- **WORK TO BE COMPLETED**: Pick out each line of the records that includes the string "Dewpoint", and copy it.
--------------------------------------------------
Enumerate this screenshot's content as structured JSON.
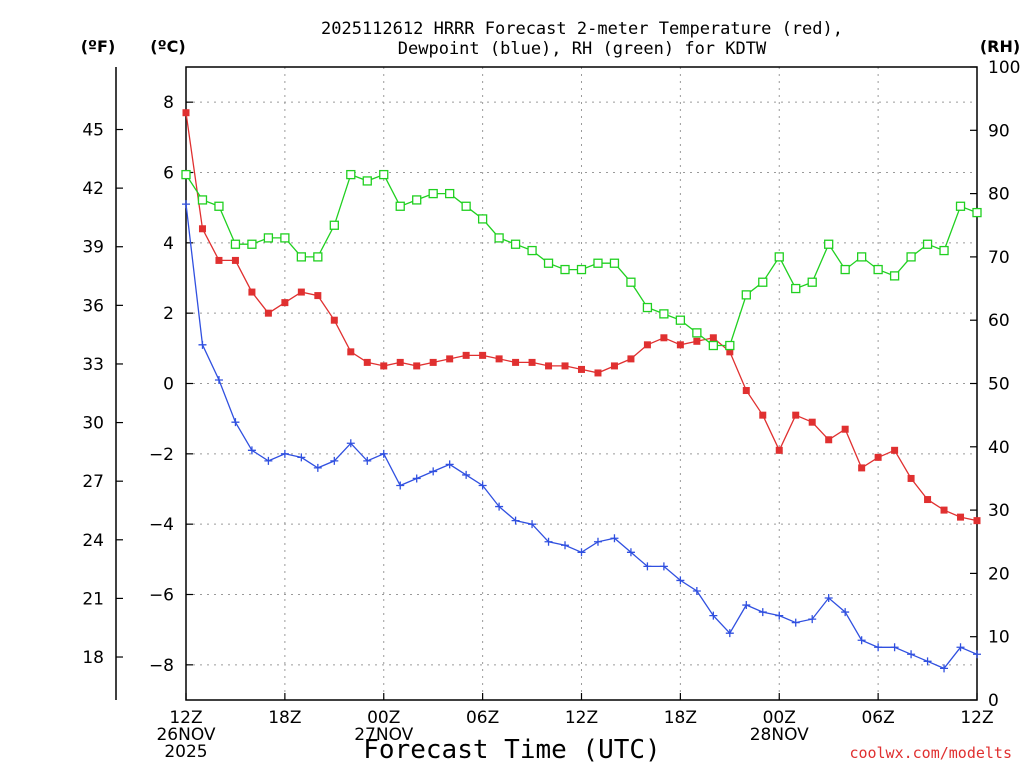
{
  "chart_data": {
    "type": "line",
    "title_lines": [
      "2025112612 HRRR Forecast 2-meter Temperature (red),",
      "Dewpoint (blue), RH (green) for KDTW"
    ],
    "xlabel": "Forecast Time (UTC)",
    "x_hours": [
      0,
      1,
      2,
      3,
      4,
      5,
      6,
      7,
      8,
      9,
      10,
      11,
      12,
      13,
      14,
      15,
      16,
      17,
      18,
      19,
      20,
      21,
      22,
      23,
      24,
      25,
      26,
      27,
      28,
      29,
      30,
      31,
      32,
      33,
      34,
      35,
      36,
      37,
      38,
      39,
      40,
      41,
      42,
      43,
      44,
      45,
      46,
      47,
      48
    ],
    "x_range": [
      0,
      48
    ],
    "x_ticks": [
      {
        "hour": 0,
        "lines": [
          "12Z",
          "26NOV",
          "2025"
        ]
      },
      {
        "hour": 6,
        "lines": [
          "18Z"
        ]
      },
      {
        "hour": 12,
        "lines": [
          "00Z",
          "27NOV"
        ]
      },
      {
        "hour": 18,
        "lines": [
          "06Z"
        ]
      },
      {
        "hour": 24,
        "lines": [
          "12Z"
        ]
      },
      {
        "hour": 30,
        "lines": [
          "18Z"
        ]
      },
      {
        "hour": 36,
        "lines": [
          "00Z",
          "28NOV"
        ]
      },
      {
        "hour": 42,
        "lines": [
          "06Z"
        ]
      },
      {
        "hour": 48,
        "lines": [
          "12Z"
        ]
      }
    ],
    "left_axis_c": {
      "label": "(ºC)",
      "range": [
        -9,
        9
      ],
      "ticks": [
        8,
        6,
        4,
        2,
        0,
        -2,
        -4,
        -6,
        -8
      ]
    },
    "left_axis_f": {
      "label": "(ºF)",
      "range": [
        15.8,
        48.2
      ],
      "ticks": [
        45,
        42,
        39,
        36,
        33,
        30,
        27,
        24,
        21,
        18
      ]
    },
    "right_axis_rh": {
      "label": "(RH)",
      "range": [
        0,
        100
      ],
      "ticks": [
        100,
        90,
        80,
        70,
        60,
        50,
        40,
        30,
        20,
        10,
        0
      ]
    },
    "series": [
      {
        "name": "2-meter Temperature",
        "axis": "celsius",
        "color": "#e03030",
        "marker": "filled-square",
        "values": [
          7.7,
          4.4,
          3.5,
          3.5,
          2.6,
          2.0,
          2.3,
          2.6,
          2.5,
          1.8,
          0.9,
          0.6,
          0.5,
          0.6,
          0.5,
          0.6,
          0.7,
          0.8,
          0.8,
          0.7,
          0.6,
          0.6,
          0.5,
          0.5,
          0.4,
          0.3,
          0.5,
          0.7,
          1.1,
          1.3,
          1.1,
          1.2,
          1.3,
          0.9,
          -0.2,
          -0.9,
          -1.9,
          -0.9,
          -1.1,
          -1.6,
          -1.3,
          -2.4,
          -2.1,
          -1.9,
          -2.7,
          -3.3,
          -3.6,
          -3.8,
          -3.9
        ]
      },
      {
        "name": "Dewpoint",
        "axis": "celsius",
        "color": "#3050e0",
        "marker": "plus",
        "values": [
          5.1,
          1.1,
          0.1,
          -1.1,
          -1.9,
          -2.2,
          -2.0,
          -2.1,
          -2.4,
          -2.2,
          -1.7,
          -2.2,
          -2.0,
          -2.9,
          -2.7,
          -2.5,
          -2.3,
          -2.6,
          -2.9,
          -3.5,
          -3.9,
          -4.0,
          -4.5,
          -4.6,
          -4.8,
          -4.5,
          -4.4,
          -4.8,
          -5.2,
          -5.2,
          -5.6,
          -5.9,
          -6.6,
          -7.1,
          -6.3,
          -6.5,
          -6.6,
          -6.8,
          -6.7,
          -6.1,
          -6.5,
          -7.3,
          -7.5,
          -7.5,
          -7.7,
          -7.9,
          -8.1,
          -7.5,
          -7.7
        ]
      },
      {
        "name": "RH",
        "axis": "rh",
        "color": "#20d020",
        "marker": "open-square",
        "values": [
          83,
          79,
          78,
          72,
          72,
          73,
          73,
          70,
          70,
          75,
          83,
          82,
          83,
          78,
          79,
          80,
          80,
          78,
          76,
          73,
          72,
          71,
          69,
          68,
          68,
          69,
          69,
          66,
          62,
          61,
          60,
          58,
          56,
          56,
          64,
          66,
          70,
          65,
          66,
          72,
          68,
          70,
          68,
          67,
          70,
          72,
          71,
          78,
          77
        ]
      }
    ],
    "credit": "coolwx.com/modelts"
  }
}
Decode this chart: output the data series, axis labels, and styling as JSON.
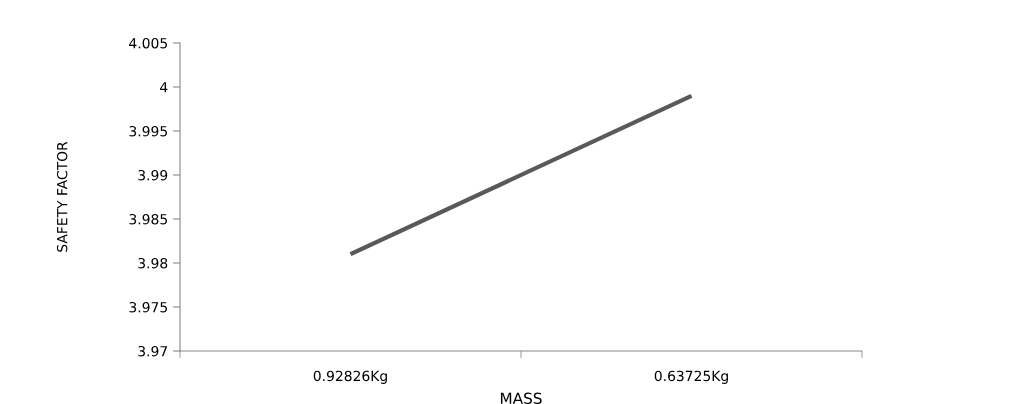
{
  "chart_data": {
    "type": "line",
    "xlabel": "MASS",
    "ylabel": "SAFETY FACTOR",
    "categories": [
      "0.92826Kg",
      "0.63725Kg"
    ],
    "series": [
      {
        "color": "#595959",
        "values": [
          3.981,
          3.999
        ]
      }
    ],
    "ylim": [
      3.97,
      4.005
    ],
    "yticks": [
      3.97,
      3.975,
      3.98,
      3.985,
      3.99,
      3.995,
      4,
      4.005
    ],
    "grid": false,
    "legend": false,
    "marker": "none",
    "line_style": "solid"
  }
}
--------------------------------------------------
- **THE COMPLETED TASK**:
      "Dewpoint (blue), RH (green) for KDTW"
        "name": "Dewpoint",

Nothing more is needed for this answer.